Write the records below out again exactly as given, with no images.

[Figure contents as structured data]
_____

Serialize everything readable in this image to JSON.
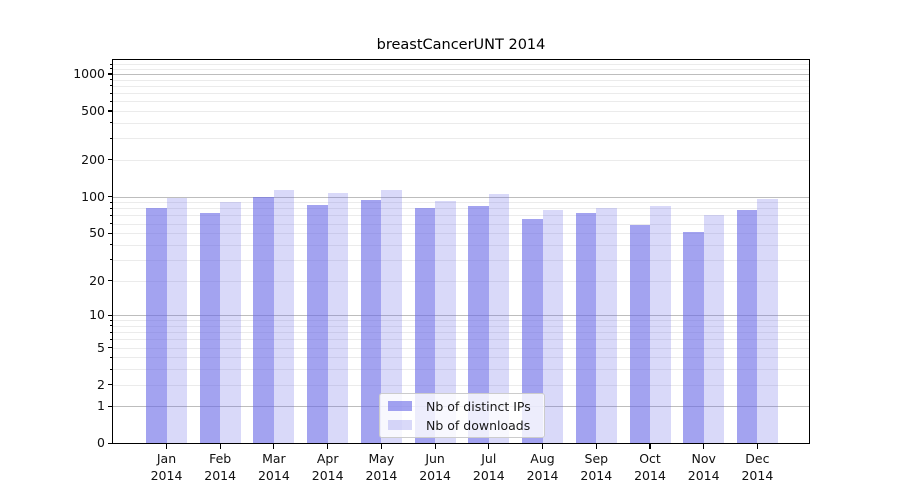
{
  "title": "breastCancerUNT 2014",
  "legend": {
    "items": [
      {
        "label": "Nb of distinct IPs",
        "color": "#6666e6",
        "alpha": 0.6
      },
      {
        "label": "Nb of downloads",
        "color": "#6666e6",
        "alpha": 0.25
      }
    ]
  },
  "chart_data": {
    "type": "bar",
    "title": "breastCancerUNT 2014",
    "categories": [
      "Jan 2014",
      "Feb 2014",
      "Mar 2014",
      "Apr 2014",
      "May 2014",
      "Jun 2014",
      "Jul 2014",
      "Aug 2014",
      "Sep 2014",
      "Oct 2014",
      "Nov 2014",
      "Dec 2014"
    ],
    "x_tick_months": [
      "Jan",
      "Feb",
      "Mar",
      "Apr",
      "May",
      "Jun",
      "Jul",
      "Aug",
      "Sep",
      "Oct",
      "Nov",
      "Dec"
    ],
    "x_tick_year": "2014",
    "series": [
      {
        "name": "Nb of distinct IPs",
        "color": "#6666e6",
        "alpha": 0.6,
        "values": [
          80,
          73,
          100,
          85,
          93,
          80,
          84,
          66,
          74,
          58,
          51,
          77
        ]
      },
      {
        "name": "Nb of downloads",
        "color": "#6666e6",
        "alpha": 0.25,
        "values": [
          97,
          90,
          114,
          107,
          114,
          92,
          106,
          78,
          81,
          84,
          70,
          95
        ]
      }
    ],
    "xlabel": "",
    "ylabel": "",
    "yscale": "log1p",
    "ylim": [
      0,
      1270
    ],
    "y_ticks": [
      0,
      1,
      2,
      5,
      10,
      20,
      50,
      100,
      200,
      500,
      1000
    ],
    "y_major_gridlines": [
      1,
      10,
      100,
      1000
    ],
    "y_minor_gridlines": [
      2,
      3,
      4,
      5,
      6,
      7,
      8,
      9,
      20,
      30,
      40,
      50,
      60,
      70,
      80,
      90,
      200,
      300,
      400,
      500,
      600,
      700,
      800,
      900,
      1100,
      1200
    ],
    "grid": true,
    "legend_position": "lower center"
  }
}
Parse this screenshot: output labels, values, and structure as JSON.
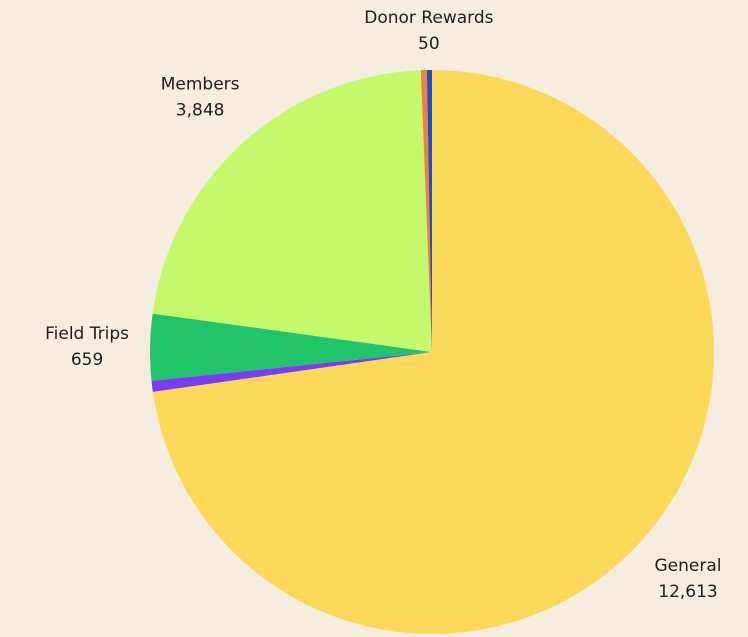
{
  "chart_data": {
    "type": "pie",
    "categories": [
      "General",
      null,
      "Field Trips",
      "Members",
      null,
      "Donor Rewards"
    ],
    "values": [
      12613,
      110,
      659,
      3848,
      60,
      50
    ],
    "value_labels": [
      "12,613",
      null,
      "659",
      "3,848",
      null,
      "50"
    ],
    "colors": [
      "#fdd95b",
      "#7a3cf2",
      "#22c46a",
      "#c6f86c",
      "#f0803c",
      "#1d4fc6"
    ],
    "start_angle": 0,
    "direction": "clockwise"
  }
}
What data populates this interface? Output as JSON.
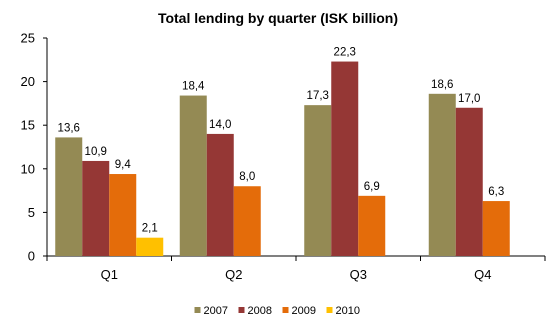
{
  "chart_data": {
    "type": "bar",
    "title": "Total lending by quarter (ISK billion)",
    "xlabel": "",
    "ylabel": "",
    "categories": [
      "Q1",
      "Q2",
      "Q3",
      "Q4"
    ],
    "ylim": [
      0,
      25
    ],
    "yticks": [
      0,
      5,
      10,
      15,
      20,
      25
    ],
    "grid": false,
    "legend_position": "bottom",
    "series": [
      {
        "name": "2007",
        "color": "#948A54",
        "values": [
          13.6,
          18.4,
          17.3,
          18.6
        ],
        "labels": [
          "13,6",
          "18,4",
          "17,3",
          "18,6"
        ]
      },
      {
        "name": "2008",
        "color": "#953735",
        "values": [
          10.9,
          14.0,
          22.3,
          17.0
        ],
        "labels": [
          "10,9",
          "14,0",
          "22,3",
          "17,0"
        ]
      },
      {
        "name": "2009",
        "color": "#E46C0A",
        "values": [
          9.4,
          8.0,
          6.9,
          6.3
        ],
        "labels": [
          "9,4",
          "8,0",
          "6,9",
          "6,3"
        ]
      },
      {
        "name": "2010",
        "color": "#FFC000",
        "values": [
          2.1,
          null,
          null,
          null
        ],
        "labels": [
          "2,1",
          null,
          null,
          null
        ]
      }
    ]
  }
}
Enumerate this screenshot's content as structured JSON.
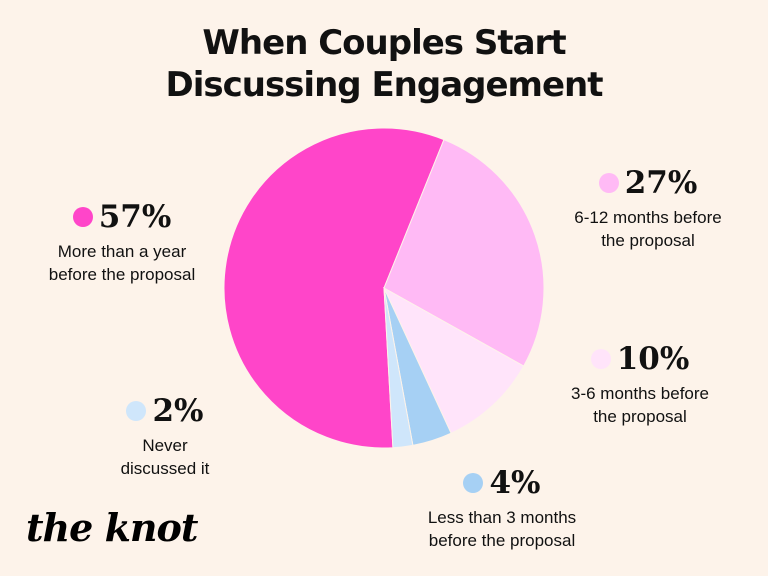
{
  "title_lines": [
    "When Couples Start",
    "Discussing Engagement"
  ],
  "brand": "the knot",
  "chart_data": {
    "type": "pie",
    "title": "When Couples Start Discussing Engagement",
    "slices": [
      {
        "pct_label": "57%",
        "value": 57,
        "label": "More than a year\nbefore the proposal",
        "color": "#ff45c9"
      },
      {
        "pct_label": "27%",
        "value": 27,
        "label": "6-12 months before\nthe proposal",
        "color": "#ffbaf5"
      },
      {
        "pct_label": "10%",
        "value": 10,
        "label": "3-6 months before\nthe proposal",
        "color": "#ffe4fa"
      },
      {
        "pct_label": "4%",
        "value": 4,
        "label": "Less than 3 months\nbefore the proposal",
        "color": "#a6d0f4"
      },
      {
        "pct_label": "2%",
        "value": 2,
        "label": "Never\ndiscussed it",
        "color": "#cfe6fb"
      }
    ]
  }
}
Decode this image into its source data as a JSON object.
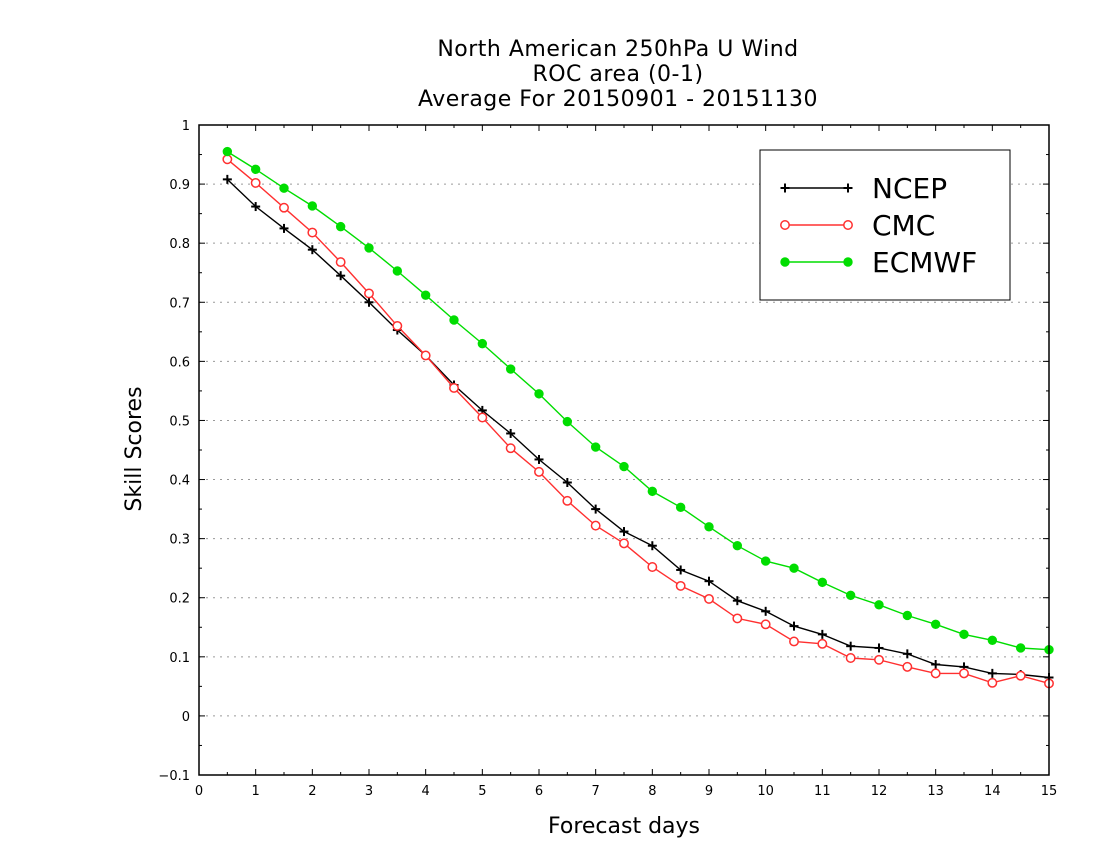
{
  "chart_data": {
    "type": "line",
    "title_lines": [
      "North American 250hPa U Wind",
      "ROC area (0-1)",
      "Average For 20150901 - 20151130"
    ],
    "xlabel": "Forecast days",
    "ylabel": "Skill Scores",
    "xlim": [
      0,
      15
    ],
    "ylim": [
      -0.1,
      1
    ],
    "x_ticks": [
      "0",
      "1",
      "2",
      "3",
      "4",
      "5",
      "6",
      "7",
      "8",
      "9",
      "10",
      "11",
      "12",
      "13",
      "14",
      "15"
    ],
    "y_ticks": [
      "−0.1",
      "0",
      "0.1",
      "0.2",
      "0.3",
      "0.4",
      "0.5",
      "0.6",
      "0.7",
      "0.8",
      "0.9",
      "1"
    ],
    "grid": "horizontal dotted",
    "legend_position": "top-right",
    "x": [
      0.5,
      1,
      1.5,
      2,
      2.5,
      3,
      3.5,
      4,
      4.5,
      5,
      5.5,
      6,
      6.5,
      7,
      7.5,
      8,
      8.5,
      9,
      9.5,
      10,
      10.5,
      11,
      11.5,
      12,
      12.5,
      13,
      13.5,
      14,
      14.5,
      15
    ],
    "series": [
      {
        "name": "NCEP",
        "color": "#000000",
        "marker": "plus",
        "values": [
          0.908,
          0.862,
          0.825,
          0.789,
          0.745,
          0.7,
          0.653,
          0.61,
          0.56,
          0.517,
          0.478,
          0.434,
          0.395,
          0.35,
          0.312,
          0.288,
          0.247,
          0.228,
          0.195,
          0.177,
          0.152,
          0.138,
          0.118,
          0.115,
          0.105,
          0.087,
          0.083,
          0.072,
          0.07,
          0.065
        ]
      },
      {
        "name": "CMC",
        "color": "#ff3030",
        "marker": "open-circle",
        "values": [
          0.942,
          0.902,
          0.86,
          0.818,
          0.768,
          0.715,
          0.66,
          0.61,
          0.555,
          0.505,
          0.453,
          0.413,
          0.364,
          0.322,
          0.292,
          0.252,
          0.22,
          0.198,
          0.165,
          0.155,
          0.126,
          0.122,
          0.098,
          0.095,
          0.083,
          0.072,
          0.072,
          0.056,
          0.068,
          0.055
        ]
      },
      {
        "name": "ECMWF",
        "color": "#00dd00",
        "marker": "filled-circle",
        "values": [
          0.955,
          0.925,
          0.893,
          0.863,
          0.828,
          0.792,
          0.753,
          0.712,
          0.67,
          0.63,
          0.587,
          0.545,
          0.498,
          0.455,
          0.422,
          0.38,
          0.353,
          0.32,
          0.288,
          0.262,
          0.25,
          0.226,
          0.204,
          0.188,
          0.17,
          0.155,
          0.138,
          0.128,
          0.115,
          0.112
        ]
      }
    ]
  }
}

_____

Output of the exercise
Serialize everything readable in this image to JSON.
{
  "title": "breastCancerUNT 2014",
  "legend": {
    "items": [
      {
        "label": "Nb of distinct IPs",
        "color": "#6666e6",
        "alpha": 0.6
      },
      {
        "label": "Nb of downloads",
        "color": "#6666e6",
        "alpha": 0.25
      }
    ]
  },
  "chart_data": {
    "type": "bar",
    "title": "breastCancerUNT 2014",
    "categories": [
      "Jan 2014",
      "Feb 2014",
      "Mar 2014",
      "Apr 2014",
      "May 2014",
      "Jun 2014",
      "Jul 2014",
      "Aug 2014",
      "Sep 2014",
      "Oct 2014",
      "Nov 2014",
      "Dec 2014"
    ],
    "x_tick_months": [
      "Jan",
      "Feb",
      "Mar",
      "Apr",
      "May",
      "Jun",
      "Jul",
      "Aug",
      "Sep",
      "Oct",
      "Nov",
      "Dec"
    ],
    "x_tick_year": "2014",
    "series": [
      {
        "name": "Nb of distinct IPs",
        "color": "#6666e6",
        "alpha": 0.6,
        "values": [
          80,
          73,
          100,
          85,
          93,
          80,
          84,
          66,
          74,
          58,
          51,
          77
        ]
      },
      {
        "name": "Nb of downloads",
        "color": "#6666e6",
        "alpha": 0.25,
        "values": [
          97,
          90,
          114,
          107,
          114,
          92,
          106,
          78,
          81,
          84,
          70,
          95
        ]
      }
    ],
    "xlabel": "",
    "ylabel": "",
    "yscale": "log1p",
    "ylim": [
      0,
      1270
    ],
    "y_ticks": [
      0,
      1,
      2,
      5,
      10,
      20,
      50,
      100,
      200,
      500,
      1000
    ],
    "y_major_gridlines": [
      1,
      10,
      100,
      1000
    ],
    "y_minor_gridlines": [
      2,
      3,
      4,
      5,
      6,
      7,
      8,
      9,
      20,
      30,
      40,
      50,
      60,
      70,
      80,
      90,
      200,
      300,
      400,
      500,
      600,
      700,
      800,
      900,
      1100,
      1200
    ],
    "grid": true,
    "legend_position": "lower center"
  }
}
Parse this screenshot: output labels, values, and structure as JSON.
{
  "chart_data": {
    "type": "pie",
    "categories": [
      "General",
      null,
      "Field Trips",
      "Members",
      null,
      "Donor Rewards"
    ],
    "values": [
      12613,
      110,
      659,
      3848,
      60,
      50
    ],
    "value_labels": [
      "12,613",
      null,
      "659",
      "3,848",
      null,
      "50"
    ],
    "colors": [
      "#fdd95b",
      "#7a3cf2",
      "#22c46a",
      "#c6f86c",
      "#f0803c",
      "#1d4fc6"
    ],
    "start_angle": 0,
    "direction": "clockwise"
  }
}
What data populates this interface? Output as JSON.
{
  "chart_data": {
    "type": "bar",
    "title": "Total lending by quarter (ISK billion)",
    "xlabel": "",
    "ylabel": "",
    "categories": [
      "Q1",
      "Q2",
      "Q3",
      "Q4"
    ],
    "ylim": [
      0,
      25
    ],
    "yticks": [
      0,
      5,
      10,
      15,
      20,
      25
    ],
    "grid": false,
    "legend_position": "bottom",
    "series": [
      {
        "name": "2007",
        "color": "#948A54",
        "values": [
          13.6,
          18.4,
          17.3,
          18.6
        ],
        "labels": [
          "13,6",
          "18,4",
          "17,3",
          "18,6"
        ]
      },
      {
        "name": "2008",
        "color": "#953735",
        "values": [
          10.9,
          14.0,
          22.3,
          17.0
        ],
        "labels": [
          "10,9",
          "14,0",
          "22,3",
          "17,0"
        ]
      },
      {
        "name": "2009",
        "color": "#E46C0A",
        "values": [
          9.4,
          8.0,
          6.9,
          6.3
        ],
        "labels": [
          "9,4",
          "8,0",
          "6,9",
          "6,3"
        ]
      },
      {
        "name": "2010",
        "color": "#FFC000",
        "values": [
          2.1,
          null,
          null,
          null
        ],
        "labels": [
          "2,1",
          null,
          null,
          null
        ]
      }
    ]
  }
}
Enumerate this screenshot's content as structured JSON.
{
  "title_lines": [
    "When Couples Start",
    "Discussing Engagement"
  ],
  "brand": "the knot",
  "chart_data": {
    "type": "pie",
    "title": "When Couples Start Discussing Engagement",
    "slices": [
      {
        "pct_label": "57%",
        "value": 57,
        "label": "More than a year\nbefore the proposal",
        "color": "#ff45c9"
      },
      {
        "pct_label": "27%",
        "value": 27,
        "label": "6-12 months before\nthe proposal",
        "color": "#ffbaf5"
      },
      {
        "pct_label": "10%",
        "value": 10,
        "label": "3-6 months before\nthe proposal",
        "color": "#ffe4fa"
      },
      {
        "pct_label": "4%",
        "value": 4,
        "label": "Less than 3 months\nbefore the proposal",
        "color": "#a6d0f4"
      },
      {
        "pct_label": "2%",
        "value": 2,
        "label": "Never\ndiscussed it",
        "color": "#cfe6fb"
      }
    ]
  }
}
Decode this image into its source data as a JSON object.
{
  "chart_data": {
    "type": "line",
    "title_lines": [
      "North American 250hPa U Wind",
      "ROC area (0-1)",
      "Average For 20150901 - 20151130"
    ],
    "xlabel": "Forecast days",
    "ylabel": "Skill Scores",
    "xlim": [
      0,
      15
    ],
    "ylim": [
      -0.1,
      1
    ],
    "x_ticks": [
      "0",
      "1",
      "2",
      "3",
      "4",
      "5",
      "6",
      "7",
      "8",
      "9",
      "10",
      "11",
      "12",
      "13",
      "14",
      "15"
    ],
    "y_ticks": [
      "−0.1",
      "0",
      "0.1",
      "0.2",
      "0.3",
      "0.4",
      "0.5",
      "0.6",
      "0.7",
      "0.8",
      "0.9",
      "1"
    ],
    "grid": "horizontal dotted",
    "legend_position": "top-right",
    "x": [
      0.5,
      1,
      1.5,
      2,
      2.5,
      3,
      3.5,
      4,
      4.5,
      5,
      5.5,
      6,
      6.5,
      7,
      7.5,
      8,
      8.5,
      9,
      9.5,
      10,
      10.5,
      11,
      11.5,
      12,
      12.5,
      13,
      13.5,
      14,
      14.5,
      15
    ],
    "series": [
      {
        "name": "NCEP",
        "color": "#000000",
        "marker": "plus",
        "values": [
          0.908,
          0.862,
          0.825,
          0.789,
          0.745,
          0.7,
          0.653,
          0.61,
          0.56,
          0.517,
          0.478,
          0.434,
          0.395,
          0.35,
          0.312,
          0.288,
          0.247,
          0.228,
          0.195,
          0.177,
          0.152,
          0.138,
          0.118,
          0.115,
          0.105,
          0.087,
          0.083,
          0.072,
          0.07,
          0.065
        ]
      },
      {
        "name": "CMC",
        "color": "#ff3030",
        "marker": "open-circle",
        "values": [
          0.942,
          0.902,
          0.86,
          0.818,
          0.768,
          0.715,
          0.66,
          0.61,
          0.555,
          0.505,
          0.453,
          0.413,
          0.364,
          0.322,
          0.292,
          0.252,
          0.22,
          0.198,
          0.165,
          0.155,
          0.126,
          0.122,
          0.098,
          0.095,
          0.083,
          0.072,
          0.072,
          0.056,
          0.068,
          0.055
        ]
      },
      {
        "name": "ECMWF",
        "color": "#00dd00",
        "marker": "filled-circle",
        "values": [
          0.955,
          0.925,
          0.893,
          0.863,
          0.828,
          0.792,
          0.753,
          0.712,
          0.67,
          0.63,
          0.587,
          0.545,
          0.498,
          0.455,
          0.422,
          0.38,
          0.353,
          0.32,
          0.288,
          0.262,
          0.25,
          0.226,
          0.204,
          0.188,
          0.17,
          0.155,
          0.138,
          0.128,
          0.115,
          0.112
        ]
      }
    ]
  }
}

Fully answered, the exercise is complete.